- THE TASK -
Exact reproduction is required for all entries.
— start of GIVEN RECORDS —
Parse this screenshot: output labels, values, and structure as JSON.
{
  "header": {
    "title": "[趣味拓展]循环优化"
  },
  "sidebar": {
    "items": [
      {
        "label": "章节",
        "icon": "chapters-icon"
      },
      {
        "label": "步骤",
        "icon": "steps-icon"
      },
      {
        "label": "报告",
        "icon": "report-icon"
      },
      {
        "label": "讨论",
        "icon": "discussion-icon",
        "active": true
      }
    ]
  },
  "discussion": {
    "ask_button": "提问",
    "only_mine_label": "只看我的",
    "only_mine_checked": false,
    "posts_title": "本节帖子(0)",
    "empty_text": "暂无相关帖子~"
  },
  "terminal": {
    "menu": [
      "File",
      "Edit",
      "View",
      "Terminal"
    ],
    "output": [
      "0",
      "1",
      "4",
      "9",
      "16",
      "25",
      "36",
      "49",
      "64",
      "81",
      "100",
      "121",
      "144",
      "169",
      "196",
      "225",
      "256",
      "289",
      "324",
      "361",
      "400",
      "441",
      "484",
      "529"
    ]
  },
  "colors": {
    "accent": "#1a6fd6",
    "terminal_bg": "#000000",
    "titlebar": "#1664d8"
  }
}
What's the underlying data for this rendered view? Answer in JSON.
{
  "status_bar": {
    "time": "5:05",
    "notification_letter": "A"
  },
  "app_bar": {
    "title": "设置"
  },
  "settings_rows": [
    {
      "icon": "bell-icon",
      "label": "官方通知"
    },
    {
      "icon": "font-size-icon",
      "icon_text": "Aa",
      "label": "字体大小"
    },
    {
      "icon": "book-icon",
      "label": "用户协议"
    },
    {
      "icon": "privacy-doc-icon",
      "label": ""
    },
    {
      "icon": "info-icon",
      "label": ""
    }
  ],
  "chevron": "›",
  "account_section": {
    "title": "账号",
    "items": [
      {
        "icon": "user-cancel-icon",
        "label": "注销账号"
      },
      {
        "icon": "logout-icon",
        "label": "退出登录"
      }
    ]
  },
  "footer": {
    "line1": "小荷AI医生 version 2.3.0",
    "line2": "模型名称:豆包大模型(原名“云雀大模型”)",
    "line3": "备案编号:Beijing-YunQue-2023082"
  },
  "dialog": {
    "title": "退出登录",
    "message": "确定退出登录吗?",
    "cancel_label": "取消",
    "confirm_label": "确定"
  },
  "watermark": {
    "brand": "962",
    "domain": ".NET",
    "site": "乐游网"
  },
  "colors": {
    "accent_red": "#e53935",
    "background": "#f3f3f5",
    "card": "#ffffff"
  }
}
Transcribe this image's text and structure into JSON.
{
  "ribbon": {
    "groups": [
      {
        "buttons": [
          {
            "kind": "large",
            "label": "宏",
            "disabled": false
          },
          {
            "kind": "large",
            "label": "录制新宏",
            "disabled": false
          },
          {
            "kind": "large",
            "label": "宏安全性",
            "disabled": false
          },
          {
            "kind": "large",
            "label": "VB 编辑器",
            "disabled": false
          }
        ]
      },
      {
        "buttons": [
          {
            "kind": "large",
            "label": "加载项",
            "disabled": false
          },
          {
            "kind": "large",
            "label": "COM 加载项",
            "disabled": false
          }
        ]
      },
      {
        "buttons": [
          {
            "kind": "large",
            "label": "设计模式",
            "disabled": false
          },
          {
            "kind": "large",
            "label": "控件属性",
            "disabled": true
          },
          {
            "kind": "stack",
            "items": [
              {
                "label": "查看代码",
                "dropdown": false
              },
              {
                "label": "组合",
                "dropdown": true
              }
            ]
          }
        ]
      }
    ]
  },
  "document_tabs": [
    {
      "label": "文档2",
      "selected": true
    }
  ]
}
— end of GIVEN RECORDS —
- OUTPUT FOR THIS TASK -
Parse this screenshot: output labels, values, and structure as JSON.
{
  "header": {
    "title": "[趣味拓展]循环优化"
  },
  "sidebar": {
    "items": [
      {
        "label": "章节",
        "icon": "chapters-icon"
      },
      {
        "label": "步骤",
        "icon": "steps-icon"
      },
      {
        "label": "报告",
        "icon": "report-icon"
      },
      {
        "label": "讨论",
        "icon": "discussion-icon",
        "active": true
      }
    ]
  },
  "discussion": {
    "ask_button": "提问",
    "only_mine_label": "只看我的",
    "only_mine_checked": false,
    "posts_title": "本节帖子(0)",
    "empty_text": "暂无相关帖子~"
  },
  "terminal": {
    "menu": [
      "File",
      "Edit",
      "View",
      "Terminal"
    ],
    "output": [
      "0",
      "1",
      "4",
      "9",
      "16",
      "25",
      "36",
      "49",
      "64",
      "81",
      "100",
      "121",
      "144",
      "169",
      "196",
      "225",
      "256",
      "289",
      "324",
      "361",
      "400",
      "441",
      "484",
      "529"
    ]
  },
  "colors": {
    "accent": "#1a6fd6",
    "terminal_bg": "#000000",
    "titlebar": "#1664d8"
  }
}
What's the underlying data for this rendered view? Answer in JSON.
{
  "status_bar": {
    "time": "5:05",
    "notification_letter": "A"
  },
  "app_bar": {
    "title": "设置"
  },
  "settings_rows": [
    {
      "icon": "bell-icon",
      "label": "官方通知"
    },
    {
      "icon": "font-size-icon",
      "icon_text": "Aa",
      "label": "字体大小"
    },
    {
      "icon": "book-icon",
      "label": "用户协议"
    },
    {
      "icon": "privacy-doc-icon",
      "label": ""
    },
    {
      "icon": "info-icon",
      "label": ""
    }
  ],
  "chevron": "›",
  "account_section": {
    "title": "账号",
    "items": [
      {
        "icon": "user-cancel-icon",
        "label": "注销账号"
      },
      {
        "icon": "logout-icon",
        "label": "退出登录"
      }
    ]
  },
  "footer": {
    "line1": "小荷AI医生 version 2.3.0",
    "line2": "模型名称:豆包大模型(原名“云雀大模型”)",
    "line3": "备案编号:Beijing-YunQue-2023082"
  },
  "dialog": {
    "title": "退出登录",
    "message": "确定退出登录吗?",
    "cancel_label": "取消",
    "confirm_label": "确定"
  },
  "watermark": {
    "brand": "962",
    "domain": ".NET",
    "site": "乐游网"
  },
  "colors": {
    "accent_red": "#e53935",
    "background": "#f3f3f5",
    "card": "#ffffff"
  }
}
Transcribe this image's text and structure into JSON.
{
  "ribbon": {
    "groups": [
      {
        "buttons": [
          {
            "kind": "large",
            "label": "宏",
            "disabled": false
          },
          {
            "kind": "large",
            "label": "录制新宏",
            "disabled": false
          },
          {
            "kind": "large",
            "label": "宏安全性",
            "disabled": false
          },
          {
            "kind": "large",
            "label": "VB 编辑器",
            "disabled": false
          }
        ]
      },
      {
        "buttons": [
          {
            "kind": "large",
            "label": "加载项",
            "disabled": false
          },
          {
            "kind": "large",
            "label": "COM 加载项",
            "disabled": false
          }
        ]
      },
      {
        "buttons": [
          {
            "kind": "large",
            "label": "设计模式",
            "disabled": false
          },
          {
            "kind": "large",
            "label": "控件属性",
            "disabled": true
          },
          {
            "kind": "stack",
            "items": [
              {
                "label": "查看代码",
                "dropdown": false
              },
              {
                "label": "组合",
                "dropdown": true
              }
            ]
          }
        ]
      }
    ]
  },
  "document_tabs": [
    {
      "label": "文档2",
      "selected": true
    }
  ]
}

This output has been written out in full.